##### THE RECORDS #####

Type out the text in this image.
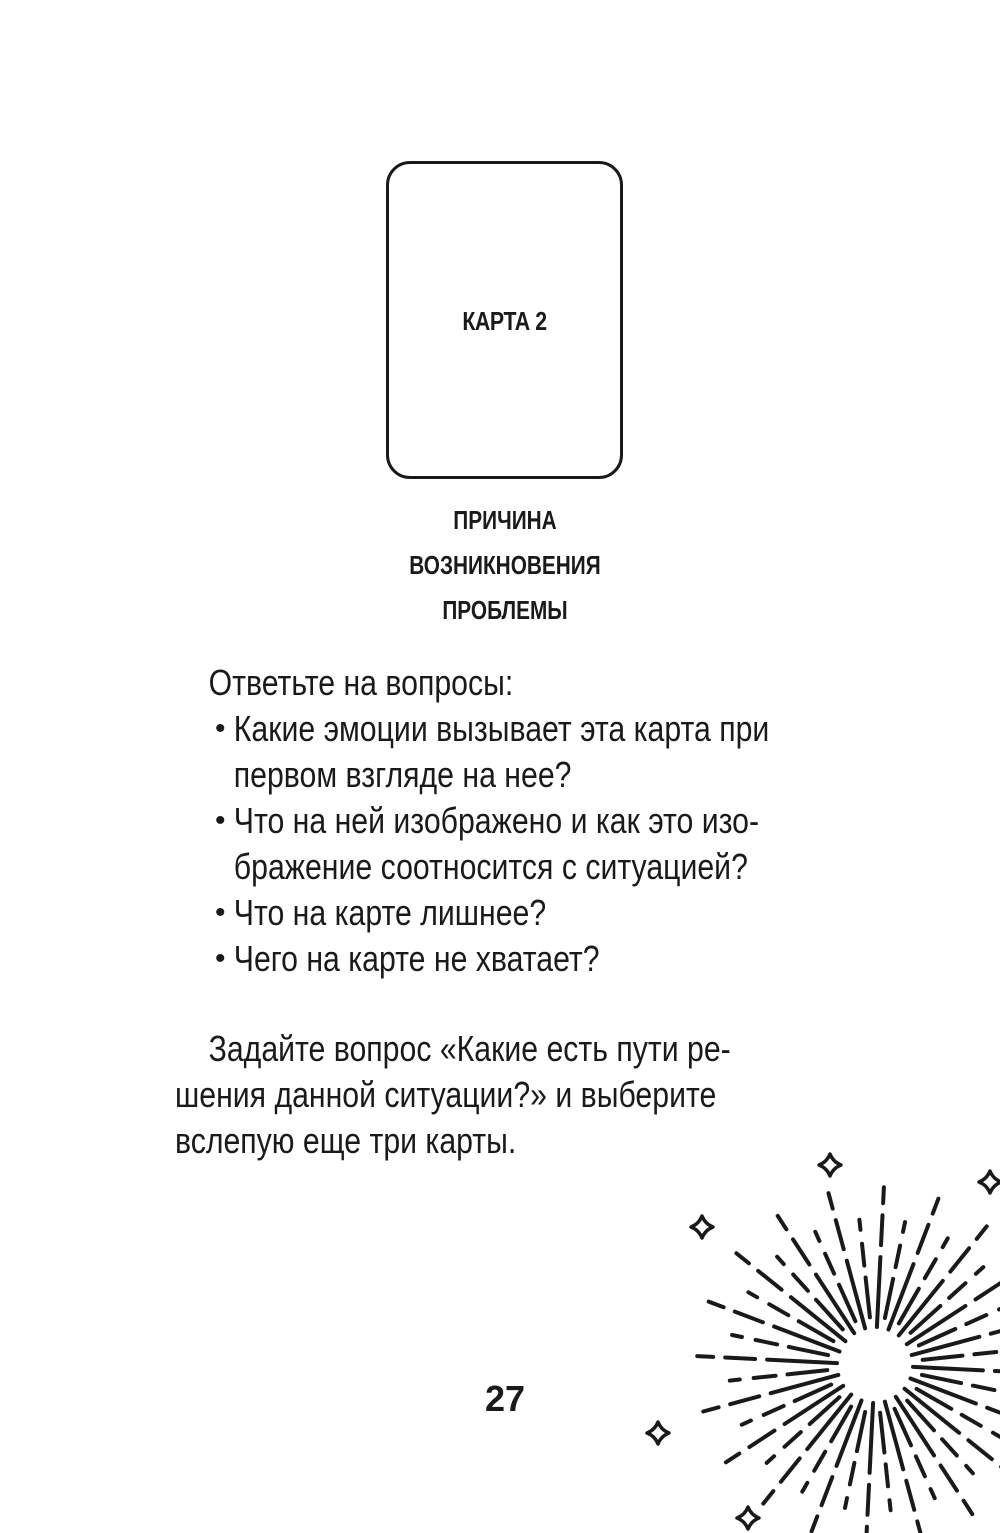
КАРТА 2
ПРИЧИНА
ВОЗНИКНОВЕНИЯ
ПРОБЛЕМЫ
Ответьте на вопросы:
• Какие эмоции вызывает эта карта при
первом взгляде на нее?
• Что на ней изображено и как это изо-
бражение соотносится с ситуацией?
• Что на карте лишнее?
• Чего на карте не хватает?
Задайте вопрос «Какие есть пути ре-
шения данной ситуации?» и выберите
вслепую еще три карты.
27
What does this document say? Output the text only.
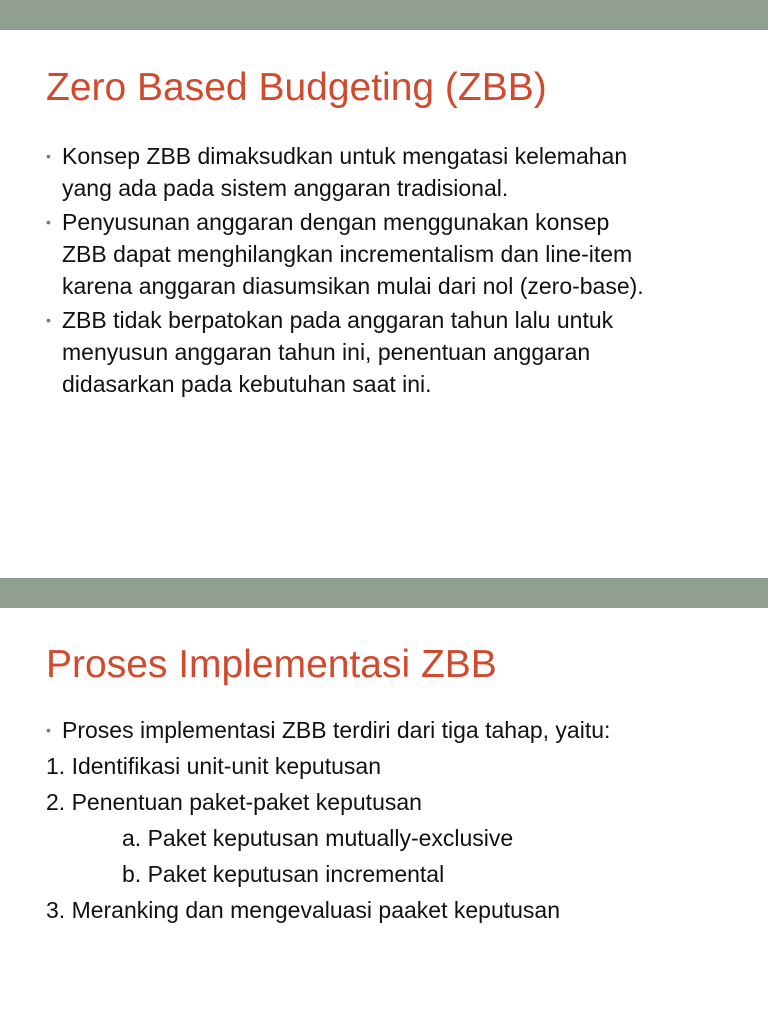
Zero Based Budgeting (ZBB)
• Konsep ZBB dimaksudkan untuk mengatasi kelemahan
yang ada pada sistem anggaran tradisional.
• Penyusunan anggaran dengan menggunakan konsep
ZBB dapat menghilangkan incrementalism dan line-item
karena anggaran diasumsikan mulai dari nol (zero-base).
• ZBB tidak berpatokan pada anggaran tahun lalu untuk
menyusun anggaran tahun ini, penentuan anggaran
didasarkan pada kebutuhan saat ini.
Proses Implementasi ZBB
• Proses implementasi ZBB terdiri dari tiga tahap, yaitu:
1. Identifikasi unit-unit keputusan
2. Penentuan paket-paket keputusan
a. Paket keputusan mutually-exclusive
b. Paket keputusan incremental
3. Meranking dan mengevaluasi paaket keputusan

#####

Copy each line above precisely, dropping the pictures.

» **REPLY TO THE EXERCISE**
Type out the text in this image.
КАРТА 2
ПРИЧИНА
ВОЗНИКНОВЕНИЯ
ПРОБЛЕМЫ
Ответьте на вопросы:
• Какие эмоции вызывает эта карта при
первом взгляде на нее?
• Что на ней изображено и как это изо-
бражение соотносится с ситуацией?
• Что на карте лишнее?
• Чего на карте не хватает?
Задайте вопрос «Какие есть пути ре-
шения данной ситуации?» и выберите
вслепую еще три карты.
27
What does this document say? Output the text only.
Zero Based Budgeting (ZBB)
• Konsep ZBB dimaksudkan untuk mengatasi kelemahan
yang ada pada sistem anggaran tradisional.
• Penyusunan anggaran dengan menggunakan konsep
ZBB dapat menghilangkan incrementalism dan line-item
karena anggaran diasumsikan mulai dari nol (zero-base).
• ZBB tidak berpatokan pada anggaran tahun lalu untuk
menyusun anggaran tahun ini, penentuan anggaran
didasarkan pada kebutuhan saat ini.
Proses Implementasi ZBB
• Proses implementasi ZBB terdiri dari tiga tahap, yaitu:
1. Identifikasi unit-unit keputusan
2. Penentuan paket-paket keputusan
a. Paket keputusan mutually-exclusive
b. Paket keputusan incremental
3. Meranking dan mengevaluasi paaket keputusan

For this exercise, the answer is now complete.